## WORK TO BE COMPLETED
Work out how many lines have "HTTP" in them. Give only that number.
## start MATERIAL FOR THE TASK
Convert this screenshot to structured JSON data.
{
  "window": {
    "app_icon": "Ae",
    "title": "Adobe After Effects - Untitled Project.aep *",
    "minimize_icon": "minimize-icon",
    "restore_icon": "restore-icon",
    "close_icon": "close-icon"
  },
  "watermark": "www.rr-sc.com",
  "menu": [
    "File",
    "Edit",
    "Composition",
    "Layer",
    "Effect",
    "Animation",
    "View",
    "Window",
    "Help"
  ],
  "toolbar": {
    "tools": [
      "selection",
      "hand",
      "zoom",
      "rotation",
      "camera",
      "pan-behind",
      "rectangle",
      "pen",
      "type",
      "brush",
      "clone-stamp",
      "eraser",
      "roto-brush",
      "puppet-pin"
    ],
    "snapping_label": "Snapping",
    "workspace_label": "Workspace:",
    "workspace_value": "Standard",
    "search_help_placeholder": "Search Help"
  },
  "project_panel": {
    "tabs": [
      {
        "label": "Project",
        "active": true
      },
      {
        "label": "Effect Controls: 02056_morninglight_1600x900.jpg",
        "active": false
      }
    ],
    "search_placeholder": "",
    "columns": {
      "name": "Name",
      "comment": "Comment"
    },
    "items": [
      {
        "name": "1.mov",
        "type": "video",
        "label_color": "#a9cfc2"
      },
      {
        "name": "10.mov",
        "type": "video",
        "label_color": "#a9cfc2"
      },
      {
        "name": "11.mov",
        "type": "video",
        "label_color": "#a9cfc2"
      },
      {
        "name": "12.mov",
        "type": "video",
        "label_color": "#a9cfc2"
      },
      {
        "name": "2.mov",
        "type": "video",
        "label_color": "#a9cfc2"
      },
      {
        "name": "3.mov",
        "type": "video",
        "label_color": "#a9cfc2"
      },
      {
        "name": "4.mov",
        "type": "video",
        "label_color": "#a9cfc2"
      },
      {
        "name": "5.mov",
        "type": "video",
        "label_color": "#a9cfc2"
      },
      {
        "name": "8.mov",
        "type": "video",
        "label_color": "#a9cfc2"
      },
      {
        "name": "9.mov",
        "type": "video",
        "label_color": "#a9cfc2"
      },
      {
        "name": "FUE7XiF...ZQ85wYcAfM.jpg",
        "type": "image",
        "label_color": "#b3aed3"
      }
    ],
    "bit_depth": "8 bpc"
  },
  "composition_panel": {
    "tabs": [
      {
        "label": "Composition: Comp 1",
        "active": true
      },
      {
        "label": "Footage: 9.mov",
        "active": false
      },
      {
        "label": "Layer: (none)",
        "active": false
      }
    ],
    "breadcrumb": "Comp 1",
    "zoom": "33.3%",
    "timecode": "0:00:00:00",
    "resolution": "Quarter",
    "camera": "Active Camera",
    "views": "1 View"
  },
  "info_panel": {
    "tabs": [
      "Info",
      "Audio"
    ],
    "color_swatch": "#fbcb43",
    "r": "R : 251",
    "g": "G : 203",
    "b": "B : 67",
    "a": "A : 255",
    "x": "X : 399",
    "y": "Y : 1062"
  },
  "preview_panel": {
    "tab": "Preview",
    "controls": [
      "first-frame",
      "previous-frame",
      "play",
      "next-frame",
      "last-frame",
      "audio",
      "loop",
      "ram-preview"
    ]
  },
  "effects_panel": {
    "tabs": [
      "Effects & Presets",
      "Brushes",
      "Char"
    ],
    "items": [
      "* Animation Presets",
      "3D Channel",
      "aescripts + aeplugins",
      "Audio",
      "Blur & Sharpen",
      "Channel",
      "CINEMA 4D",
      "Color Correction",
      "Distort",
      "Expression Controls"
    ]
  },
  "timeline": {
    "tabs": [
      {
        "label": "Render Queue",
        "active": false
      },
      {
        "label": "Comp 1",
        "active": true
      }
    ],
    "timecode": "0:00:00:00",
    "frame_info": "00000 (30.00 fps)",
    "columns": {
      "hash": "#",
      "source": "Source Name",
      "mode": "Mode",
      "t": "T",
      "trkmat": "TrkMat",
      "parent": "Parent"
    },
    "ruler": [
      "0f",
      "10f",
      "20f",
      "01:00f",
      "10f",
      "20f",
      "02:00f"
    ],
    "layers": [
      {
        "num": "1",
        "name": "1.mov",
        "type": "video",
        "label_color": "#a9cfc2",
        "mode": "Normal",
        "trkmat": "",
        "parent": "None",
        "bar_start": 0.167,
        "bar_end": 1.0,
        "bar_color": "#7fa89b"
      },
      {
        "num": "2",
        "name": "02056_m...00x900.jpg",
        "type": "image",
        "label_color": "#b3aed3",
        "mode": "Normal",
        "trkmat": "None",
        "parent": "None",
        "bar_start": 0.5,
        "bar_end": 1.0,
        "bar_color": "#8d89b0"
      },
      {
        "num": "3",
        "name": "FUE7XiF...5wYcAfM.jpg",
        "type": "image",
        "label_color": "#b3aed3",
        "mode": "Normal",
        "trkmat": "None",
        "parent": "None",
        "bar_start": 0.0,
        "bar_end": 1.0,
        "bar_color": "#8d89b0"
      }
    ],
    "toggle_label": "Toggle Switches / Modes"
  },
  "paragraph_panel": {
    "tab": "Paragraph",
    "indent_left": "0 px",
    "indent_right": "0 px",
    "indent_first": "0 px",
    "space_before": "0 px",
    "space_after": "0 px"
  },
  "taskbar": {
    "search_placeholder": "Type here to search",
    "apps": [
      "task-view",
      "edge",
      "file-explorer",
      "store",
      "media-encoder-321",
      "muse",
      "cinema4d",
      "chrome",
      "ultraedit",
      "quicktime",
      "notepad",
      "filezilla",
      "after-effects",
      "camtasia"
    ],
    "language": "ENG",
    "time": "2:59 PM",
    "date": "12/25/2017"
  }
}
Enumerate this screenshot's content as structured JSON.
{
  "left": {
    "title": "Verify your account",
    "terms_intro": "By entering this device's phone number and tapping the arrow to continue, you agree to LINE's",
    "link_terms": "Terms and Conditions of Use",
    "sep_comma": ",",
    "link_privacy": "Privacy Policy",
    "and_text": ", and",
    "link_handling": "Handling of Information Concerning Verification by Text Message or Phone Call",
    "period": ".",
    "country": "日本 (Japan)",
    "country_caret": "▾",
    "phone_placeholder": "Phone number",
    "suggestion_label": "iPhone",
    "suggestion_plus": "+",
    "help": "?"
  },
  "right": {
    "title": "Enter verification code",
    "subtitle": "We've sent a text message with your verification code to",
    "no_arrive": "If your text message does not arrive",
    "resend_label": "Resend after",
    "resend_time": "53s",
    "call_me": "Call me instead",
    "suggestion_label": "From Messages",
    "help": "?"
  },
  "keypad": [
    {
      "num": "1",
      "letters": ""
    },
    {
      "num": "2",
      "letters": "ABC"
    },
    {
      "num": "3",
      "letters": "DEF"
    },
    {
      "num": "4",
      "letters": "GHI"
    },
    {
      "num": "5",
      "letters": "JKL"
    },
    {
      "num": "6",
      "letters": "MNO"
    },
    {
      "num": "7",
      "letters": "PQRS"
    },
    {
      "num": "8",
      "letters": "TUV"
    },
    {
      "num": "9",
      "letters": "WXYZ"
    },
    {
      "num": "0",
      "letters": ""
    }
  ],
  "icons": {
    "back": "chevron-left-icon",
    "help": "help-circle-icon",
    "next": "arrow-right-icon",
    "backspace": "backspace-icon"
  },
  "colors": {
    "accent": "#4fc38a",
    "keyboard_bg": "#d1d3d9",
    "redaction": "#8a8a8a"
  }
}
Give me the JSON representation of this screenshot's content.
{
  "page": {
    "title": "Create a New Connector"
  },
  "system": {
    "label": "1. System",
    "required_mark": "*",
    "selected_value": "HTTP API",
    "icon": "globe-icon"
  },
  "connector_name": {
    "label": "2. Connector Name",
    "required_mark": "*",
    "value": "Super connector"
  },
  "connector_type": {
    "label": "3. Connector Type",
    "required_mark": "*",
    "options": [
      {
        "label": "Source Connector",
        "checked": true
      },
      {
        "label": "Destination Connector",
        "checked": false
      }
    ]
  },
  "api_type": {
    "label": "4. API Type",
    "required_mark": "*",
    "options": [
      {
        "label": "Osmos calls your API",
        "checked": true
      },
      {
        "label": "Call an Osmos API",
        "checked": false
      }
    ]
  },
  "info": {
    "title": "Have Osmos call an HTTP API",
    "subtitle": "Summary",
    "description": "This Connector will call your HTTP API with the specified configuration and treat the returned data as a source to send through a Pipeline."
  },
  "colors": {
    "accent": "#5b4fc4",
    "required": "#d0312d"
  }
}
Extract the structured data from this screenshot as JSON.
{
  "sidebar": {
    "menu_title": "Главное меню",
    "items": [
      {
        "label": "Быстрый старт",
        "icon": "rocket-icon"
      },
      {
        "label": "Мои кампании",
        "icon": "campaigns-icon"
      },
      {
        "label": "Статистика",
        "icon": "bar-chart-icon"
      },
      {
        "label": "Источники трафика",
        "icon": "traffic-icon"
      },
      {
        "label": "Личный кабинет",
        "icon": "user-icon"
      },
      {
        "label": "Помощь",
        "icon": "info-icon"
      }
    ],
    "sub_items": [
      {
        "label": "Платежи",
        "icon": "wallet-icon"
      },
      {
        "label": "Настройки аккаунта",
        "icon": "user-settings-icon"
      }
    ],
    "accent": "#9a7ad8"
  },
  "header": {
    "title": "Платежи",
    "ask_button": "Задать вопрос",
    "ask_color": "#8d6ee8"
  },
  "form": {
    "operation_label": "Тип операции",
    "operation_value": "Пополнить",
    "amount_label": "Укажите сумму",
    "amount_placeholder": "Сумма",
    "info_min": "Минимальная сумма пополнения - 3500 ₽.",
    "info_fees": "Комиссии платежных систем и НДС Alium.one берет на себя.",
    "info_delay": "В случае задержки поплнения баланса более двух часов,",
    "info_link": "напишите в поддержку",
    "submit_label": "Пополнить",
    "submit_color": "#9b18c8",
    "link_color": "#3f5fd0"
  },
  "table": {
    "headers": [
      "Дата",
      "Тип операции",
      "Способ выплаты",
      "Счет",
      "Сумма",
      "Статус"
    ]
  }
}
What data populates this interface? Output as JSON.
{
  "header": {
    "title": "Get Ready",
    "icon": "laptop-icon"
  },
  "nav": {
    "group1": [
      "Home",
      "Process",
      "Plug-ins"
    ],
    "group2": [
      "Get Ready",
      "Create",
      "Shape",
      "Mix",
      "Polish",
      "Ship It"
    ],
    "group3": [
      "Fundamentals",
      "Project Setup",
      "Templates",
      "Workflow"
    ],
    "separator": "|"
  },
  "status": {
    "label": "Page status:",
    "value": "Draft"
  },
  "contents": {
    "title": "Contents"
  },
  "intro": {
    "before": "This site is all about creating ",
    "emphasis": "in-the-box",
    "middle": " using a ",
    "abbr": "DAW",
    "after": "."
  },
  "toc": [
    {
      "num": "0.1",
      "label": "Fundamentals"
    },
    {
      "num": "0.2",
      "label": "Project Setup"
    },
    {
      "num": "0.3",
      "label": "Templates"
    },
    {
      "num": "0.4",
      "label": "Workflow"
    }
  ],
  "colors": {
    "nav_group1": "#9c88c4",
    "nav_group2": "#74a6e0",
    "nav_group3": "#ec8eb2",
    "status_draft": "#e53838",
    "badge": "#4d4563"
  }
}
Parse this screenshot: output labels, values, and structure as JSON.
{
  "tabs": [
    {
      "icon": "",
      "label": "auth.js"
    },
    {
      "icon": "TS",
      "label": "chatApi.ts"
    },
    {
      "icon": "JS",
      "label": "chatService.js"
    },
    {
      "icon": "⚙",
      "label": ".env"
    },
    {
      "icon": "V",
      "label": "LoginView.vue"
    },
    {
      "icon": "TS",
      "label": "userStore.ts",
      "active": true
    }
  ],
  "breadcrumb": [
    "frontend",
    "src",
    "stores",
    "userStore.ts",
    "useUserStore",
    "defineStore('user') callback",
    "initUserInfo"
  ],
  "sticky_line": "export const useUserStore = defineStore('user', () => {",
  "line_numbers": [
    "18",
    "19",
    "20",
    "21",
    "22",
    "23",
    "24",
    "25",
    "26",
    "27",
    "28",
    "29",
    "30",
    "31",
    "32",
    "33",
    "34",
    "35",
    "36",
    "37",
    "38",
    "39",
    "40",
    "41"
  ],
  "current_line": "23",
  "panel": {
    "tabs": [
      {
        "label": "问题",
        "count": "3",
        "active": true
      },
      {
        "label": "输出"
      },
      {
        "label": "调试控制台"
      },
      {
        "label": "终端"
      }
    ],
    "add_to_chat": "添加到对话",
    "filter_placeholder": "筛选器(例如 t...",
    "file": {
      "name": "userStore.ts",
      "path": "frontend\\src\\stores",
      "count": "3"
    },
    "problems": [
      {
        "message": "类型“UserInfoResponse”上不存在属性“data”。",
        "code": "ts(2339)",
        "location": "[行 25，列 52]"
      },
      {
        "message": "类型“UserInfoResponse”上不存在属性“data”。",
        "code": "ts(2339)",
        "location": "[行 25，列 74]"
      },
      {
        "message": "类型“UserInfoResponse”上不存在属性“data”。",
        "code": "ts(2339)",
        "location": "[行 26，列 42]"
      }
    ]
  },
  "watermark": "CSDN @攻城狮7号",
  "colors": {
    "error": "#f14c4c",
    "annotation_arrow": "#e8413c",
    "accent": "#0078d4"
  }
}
## end MATERIAL FOR THE TASK
## WRITTEN ANSWER
3